**PROBLEM TO SOLVE**. Provide nothing but the number of lines containing the string "另行确定".

++++ RAW RECORDS

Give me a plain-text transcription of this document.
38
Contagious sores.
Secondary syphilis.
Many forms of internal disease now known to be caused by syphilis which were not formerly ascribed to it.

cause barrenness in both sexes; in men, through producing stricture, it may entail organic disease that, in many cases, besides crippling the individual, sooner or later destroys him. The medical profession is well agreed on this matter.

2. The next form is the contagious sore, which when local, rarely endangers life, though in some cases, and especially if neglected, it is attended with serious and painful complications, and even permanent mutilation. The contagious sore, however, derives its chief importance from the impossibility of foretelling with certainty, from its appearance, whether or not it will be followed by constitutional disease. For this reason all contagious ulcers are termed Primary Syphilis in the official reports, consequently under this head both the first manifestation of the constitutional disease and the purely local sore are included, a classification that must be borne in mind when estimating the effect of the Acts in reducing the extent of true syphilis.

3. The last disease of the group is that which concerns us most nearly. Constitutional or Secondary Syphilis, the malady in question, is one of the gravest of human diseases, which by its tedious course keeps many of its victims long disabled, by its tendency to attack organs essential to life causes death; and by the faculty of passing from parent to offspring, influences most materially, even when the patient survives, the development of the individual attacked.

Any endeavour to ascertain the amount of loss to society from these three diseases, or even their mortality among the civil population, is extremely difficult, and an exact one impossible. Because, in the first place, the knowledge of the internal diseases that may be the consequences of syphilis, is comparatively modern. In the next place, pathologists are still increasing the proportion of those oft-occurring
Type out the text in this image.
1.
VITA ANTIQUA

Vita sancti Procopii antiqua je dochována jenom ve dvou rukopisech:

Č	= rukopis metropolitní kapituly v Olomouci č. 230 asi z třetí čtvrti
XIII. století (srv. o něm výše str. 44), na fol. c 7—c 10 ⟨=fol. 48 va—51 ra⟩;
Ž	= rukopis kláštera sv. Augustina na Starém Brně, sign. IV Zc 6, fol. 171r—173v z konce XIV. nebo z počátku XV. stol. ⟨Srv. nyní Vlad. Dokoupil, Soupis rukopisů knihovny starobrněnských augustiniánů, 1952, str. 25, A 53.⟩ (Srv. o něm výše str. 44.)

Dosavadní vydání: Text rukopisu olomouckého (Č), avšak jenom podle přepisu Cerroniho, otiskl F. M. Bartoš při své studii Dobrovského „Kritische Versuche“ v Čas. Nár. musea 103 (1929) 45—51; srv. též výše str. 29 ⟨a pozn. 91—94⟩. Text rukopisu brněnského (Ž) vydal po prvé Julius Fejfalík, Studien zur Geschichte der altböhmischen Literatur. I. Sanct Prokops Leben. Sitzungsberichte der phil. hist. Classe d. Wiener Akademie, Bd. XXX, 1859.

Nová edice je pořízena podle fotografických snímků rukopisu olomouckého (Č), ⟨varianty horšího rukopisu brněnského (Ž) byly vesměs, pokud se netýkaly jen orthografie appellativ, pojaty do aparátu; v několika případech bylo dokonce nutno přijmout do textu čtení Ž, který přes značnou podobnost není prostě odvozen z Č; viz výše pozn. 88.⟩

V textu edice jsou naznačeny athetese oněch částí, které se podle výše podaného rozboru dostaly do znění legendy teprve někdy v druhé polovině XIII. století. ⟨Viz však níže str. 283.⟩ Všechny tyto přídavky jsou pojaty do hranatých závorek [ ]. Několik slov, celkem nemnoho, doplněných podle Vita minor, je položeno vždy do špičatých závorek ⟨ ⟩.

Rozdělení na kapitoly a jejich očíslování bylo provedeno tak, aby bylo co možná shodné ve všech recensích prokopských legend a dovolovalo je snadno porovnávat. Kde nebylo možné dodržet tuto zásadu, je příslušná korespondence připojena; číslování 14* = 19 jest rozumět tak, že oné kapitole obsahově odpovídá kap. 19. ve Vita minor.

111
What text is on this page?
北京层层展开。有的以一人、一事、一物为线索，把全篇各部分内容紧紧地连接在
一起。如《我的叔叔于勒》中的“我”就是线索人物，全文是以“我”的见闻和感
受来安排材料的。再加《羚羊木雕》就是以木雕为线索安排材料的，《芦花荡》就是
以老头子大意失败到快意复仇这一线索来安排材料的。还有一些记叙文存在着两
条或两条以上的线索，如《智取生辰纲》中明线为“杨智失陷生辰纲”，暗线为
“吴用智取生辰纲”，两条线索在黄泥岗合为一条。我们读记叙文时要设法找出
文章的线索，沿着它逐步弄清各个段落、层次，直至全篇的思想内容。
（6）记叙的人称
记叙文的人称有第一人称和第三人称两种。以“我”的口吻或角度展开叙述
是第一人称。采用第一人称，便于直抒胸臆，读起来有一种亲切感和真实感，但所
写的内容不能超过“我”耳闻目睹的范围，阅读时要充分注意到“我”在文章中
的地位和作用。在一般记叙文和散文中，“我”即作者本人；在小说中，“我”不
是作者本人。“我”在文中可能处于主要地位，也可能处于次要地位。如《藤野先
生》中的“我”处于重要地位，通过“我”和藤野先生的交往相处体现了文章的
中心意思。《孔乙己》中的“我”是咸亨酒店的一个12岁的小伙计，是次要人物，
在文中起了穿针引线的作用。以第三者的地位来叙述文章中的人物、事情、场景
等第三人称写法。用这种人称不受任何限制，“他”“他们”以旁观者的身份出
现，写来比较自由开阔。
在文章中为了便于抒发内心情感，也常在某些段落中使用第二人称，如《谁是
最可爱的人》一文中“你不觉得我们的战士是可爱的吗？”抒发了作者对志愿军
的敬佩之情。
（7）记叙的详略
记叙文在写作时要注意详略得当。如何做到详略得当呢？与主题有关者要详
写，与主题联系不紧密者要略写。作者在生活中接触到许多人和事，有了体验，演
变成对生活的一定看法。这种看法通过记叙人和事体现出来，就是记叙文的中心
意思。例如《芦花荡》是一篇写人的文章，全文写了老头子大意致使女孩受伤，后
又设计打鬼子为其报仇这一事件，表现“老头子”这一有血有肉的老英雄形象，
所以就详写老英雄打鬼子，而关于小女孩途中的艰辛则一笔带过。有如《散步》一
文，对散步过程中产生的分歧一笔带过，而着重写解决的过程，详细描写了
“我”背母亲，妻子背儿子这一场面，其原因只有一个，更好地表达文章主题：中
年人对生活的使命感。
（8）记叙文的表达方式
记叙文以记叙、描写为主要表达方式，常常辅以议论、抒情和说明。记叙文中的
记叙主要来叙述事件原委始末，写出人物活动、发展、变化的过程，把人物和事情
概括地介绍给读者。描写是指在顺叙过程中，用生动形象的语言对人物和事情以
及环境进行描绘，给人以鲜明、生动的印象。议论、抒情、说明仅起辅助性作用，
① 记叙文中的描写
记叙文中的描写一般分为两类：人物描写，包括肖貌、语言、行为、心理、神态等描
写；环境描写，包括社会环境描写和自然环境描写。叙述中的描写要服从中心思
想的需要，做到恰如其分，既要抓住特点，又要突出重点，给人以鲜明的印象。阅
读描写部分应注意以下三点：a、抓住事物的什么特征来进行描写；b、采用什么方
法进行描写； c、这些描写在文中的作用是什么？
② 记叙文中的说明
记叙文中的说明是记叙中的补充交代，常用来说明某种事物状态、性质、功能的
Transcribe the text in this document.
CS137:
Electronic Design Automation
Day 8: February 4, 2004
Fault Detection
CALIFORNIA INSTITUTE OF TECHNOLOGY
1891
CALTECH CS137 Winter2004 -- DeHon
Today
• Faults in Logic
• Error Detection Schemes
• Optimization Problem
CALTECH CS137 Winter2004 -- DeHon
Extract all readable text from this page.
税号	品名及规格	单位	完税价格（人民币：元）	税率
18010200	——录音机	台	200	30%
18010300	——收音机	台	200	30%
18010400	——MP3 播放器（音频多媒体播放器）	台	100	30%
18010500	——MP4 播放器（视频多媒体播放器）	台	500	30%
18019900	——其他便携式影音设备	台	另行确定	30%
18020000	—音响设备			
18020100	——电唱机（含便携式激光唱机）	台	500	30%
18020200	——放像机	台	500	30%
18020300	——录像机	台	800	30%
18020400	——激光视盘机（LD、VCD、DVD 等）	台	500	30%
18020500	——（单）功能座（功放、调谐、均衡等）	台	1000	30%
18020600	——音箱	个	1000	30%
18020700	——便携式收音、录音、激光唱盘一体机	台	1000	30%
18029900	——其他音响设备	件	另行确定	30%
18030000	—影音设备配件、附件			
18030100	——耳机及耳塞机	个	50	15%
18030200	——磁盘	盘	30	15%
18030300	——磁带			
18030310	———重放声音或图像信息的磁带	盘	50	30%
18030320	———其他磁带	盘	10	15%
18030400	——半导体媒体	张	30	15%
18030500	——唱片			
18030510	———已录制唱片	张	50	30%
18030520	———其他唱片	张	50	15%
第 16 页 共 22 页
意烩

++++++++

**RESPONSE TO THE EXERCISE**. 2